* begin Source data *

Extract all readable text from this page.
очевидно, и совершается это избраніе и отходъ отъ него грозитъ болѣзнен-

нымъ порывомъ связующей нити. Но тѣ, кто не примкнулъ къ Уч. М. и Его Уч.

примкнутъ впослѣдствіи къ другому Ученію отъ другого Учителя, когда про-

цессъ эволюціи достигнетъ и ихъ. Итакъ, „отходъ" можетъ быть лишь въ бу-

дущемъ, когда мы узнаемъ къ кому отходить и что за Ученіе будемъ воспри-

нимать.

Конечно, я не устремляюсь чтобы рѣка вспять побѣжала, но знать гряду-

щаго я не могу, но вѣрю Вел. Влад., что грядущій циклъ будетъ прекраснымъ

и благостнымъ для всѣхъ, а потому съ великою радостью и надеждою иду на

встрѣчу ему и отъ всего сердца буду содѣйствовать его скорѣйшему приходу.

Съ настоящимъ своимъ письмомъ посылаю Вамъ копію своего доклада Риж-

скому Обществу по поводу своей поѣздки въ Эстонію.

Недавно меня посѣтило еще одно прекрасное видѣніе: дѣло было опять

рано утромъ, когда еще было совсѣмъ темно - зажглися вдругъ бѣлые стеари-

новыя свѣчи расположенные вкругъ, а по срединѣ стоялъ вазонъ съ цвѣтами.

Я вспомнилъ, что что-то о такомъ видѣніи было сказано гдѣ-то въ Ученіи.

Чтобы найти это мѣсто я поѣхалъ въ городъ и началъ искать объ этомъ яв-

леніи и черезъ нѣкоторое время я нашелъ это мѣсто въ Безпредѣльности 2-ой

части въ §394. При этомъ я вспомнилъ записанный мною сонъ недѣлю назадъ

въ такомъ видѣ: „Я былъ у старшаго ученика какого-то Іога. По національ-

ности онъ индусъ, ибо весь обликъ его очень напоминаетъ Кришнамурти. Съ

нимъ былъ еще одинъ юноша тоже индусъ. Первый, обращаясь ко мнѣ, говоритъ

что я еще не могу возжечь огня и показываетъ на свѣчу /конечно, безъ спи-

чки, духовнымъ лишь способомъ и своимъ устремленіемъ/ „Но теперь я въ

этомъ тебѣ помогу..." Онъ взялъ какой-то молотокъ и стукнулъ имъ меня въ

* end Source data *

■ Instructions for the task ■
Count the lines above that contain the word "былъ", and reply with only that number.

■ Task response ■
2